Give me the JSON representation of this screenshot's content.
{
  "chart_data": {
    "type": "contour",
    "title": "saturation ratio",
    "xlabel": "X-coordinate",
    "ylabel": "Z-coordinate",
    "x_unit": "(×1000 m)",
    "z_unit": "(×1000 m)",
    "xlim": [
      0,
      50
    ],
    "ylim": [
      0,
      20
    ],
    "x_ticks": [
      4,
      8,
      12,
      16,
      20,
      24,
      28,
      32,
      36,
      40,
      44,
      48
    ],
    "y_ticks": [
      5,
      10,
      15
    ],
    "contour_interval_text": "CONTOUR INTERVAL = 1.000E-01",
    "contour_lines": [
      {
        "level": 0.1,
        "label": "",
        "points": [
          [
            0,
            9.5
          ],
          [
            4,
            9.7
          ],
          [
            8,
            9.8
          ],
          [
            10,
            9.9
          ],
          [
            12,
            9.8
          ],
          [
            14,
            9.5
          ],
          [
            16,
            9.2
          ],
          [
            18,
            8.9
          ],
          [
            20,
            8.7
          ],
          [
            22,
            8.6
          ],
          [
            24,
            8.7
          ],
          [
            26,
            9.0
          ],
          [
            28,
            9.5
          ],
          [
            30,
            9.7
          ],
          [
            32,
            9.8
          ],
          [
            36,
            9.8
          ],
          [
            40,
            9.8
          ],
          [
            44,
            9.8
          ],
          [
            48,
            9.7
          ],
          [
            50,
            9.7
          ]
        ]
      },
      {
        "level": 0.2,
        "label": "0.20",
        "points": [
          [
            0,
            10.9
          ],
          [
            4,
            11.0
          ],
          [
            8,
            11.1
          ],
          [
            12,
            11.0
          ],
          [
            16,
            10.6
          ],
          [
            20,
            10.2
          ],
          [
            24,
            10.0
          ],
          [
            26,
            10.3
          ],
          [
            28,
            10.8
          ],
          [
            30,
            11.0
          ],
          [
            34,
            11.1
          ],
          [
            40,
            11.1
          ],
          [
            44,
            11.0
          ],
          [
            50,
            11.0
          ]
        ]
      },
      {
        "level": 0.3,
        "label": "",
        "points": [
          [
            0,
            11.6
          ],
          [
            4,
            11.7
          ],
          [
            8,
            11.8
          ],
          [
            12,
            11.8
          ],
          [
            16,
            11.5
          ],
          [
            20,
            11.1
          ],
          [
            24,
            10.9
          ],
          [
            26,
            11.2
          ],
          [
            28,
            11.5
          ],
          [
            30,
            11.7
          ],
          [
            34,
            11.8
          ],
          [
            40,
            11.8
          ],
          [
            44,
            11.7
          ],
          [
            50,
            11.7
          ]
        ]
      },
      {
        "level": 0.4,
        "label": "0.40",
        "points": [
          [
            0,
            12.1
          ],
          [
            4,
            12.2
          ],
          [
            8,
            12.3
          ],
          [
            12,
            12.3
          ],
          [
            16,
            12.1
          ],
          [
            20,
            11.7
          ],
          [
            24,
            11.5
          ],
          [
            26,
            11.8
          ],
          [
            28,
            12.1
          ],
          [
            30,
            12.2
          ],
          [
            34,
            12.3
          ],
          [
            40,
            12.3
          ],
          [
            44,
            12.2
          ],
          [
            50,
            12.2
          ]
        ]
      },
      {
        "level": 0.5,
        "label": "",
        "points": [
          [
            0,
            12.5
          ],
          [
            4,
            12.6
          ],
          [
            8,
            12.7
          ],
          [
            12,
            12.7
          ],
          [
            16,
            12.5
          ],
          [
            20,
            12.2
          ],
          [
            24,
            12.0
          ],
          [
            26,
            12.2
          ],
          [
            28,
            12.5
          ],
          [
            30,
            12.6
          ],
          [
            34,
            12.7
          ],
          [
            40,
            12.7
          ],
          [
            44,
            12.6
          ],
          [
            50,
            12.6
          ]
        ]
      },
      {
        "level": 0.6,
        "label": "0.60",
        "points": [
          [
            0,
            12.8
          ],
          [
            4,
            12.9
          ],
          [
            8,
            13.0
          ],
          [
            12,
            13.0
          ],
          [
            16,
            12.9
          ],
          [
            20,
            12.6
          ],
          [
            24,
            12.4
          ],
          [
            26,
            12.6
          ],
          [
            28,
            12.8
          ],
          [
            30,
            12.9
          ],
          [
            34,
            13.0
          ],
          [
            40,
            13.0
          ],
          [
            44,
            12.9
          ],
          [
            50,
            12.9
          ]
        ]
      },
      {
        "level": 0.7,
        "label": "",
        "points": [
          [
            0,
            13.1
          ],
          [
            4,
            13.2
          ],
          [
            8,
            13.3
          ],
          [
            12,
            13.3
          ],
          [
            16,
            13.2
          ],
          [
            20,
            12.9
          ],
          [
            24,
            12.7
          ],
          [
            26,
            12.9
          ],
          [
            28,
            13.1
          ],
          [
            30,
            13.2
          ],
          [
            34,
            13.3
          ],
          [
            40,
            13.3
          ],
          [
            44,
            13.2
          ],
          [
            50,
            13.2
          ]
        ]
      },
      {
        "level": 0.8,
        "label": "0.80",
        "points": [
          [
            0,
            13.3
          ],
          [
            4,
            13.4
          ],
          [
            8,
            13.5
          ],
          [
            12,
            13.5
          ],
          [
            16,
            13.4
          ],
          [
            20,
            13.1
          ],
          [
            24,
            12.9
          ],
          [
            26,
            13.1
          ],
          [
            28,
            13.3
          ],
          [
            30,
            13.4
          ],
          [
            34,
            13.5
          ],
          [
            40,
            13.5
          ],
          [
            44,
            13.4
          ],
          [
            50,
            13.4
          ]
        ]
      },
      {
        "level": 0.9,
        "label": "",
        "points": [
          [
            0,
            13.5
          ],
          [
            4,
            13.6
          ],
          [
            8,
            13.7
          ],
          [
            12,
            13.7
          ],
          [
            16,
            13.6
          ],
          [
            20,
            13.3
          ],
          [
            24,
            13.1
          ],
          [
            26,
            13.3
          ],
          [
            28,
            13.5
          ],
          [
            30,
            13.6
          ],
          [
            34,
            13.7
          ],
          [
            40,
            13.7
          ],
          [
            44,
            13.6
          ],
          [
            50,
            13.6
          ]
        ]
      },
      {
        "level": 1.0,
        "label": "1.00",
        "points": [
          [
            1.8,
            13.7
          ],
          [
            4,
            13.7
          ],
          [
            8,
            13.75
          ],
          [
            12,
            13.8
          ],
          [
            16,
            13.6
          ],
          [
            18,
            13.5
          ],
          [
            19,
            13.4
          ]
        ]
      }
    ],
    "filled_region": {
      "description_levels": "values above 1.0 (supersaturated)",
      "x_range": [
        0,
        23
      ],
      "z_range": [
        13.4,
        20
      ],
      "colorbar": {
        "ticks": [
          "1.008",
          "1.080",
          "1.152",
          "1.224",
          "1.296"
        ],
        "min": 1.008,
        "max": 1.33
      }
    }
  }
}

==

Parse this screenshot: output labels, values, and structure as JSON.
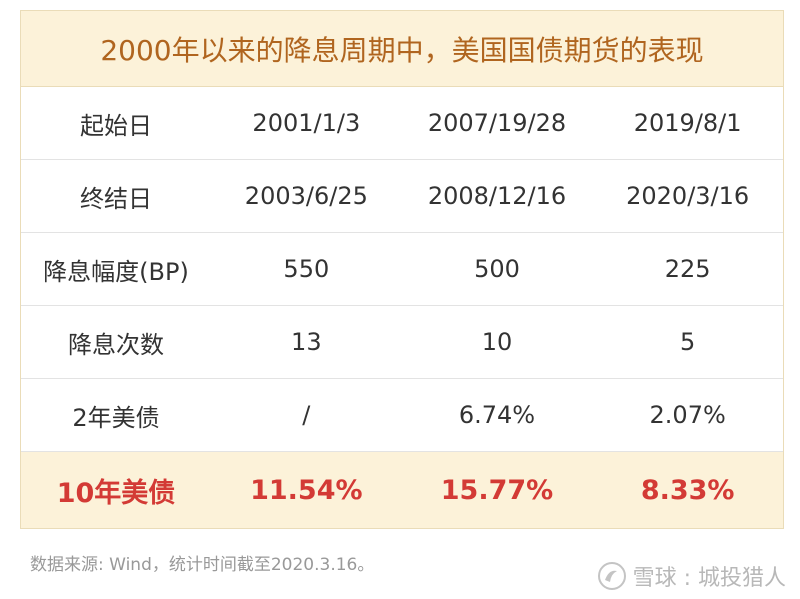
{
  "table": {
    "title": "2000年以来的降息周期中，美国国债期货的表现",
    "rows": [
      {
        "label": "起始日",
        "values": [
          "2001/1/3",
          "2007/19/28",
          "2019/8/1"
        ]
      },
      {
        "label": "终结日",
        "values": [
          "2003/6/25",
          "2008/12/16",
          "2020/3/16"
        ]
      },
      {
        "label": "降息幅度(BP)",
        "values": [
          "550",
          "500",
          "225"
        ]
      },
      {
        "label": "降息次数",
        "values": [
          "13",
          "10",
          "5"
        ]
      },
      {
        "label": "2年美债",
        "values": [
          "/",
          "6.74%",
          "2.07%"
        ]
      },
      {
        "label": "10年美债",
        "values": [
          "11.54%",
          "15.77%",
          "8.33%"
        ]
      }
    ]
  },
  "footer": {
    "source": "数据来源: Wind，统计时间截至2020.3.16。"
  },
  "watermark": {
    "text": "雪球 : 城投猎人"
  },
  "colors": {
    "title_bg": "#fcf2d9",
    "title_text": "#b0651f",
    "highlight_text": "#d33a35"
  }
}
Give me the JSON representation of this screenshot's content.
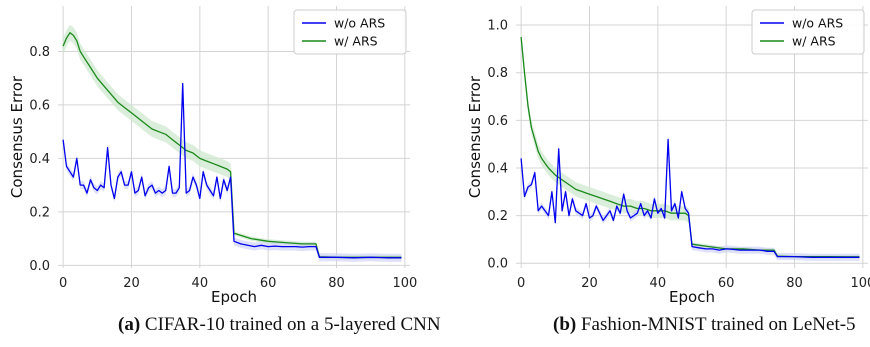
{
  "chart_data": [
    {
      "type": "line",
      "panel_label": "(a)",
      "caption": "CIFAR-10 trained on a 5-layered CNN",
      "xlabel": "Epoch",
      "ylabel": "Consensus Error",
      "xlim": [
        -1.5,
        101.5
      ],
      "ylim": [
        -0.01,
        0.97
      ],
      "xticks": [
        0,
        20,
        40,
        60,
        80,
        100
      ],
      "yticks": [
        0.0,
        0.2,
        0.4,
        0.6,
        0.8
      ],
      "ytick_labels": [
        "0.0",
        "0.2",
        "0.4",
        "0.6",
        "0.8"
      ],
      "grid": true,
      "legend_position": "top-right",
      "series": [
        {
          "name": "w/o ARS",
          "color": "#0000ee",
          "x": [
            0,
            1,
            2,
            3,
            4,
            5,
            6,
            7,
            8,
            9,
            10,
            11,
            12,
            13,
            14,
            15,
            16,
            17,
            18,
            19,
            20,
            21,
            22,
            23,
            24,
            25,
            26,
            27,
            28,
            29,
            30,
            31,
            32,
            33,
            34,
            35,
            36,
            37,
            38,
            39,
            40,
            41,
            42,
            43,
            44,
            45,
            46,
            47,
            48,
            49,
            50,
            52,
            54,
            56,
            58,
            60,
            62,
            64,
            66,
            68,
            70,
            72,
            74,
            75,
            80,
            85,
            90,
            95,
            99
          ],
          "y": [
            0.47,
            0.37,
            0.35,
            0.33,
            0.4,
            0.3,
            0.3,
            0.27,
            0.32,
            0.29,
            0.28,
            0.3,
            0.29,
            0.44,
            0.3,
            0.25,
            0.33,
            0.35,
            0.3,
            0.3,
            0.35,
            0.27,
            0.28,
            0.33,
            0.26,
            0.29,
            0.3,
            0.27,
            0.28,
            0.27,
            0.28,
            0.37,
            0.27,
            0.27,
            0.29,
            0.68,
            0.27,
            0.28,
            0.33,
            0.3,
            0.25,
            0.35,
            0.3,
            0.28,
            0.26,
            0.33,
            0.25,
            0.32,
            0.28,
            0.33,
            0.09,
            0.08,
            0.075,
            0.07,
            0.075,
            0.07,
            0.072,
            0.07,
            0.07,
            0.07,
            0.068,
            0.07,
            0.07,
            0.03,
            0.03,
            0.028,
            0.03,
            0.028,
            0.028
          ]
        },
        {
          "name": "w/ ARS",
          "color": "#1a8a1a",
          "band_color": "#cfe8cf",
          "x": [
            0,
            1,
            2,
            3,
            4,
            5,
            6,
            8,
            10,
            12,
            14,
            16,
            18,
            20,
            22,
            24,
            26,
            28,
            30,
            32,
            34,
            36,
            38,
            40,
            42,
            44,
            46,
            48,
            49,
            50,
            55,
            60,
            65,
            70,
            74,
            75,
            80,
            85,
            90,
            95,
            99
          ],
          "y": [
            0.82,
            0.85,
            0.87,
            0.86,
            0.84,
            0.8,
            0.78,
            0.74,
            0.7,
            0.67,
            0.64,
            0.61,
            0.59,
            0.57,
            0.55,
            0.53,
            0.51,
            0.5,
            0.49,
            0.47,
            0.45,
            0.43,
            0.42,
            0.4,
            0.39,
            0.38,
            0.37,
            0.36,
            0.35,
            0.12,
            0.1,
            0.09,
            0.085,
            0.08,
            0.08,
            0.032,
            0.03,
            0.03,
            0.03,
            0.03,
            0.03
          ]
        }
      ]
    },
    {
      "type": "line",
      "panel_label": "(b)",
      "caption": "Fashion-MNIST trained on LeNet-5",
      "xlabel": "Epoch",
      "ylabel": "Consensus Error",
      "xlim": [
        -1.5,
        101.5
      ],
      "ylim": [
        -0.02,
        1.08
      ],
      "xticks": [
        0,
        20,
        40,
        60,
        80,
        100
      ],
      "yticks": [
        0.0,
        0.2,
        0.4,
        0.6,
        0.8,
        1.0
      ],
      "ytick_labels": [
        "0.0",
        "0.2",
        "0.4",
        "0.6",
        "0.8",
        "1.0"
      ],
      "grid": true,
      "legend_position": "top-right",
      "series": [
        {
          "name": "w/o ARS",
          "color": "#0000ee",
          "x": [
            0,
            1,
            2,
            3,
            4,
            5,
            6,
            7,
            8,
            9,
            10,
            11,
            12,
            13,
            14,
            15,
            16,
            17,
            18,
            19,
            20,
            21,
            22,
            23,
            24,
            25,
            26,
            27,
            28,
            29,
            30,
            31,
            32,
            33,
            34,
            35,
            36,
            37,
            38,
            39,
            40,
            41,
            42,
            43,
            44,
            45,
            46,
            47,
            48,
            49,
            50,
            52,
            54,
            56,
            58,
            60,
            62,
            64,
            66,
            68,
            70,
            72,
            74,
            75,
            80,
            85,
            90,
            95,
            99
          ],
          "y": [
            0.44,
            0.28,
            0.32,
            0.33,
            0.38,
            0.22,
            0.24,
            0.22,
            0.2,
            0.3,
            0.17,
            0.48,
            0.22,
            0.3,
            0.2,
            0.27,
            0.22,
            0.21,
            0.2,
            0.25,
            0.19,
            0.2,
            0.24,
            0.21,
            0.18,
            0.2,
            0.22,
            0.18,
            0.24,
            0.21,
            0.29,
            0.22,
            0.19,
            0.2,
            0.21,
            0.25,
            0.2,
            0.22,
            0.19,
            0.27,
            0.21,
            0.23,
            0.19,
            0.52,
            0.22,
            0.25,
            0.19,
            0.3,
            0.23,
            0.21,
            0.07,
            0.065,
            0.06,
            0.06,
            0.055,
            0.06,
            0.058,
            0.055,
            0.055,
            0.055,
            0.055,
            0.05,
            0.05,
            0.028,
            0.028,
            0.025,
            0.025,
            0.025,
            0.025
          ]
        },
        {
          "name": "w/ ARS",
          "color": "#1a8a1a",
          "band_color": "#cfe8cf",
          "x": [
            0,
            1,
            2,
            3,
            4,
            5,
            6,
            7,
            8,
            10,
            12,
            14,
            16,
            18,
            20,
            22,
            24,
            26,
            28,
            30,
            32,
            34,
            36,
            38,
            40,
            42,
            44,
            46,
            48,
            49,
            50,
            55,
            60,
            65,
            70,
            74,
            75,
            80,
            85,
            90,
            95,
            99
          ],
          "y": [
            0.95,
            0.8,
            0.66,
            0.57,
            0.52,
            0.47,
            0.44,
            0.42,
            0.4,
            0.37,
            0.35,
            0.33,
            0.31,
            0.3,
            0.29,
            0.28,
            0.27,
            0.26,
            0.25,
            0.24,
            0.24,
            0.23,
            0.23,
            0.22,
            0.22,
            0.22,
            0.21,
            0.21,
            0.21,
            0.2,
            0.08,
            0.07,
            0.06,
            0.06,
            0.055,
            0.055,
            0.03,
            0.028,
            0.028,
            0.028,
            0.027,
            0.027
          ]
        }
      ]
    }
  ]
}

● TASK OBJECTIVE:
Leave out every line without the string "coordinate" and copy the rest.

● WRITTEN ANSWER:
    "xlabel": "X-coordinate",
    "ylabel": "Z-coordinate",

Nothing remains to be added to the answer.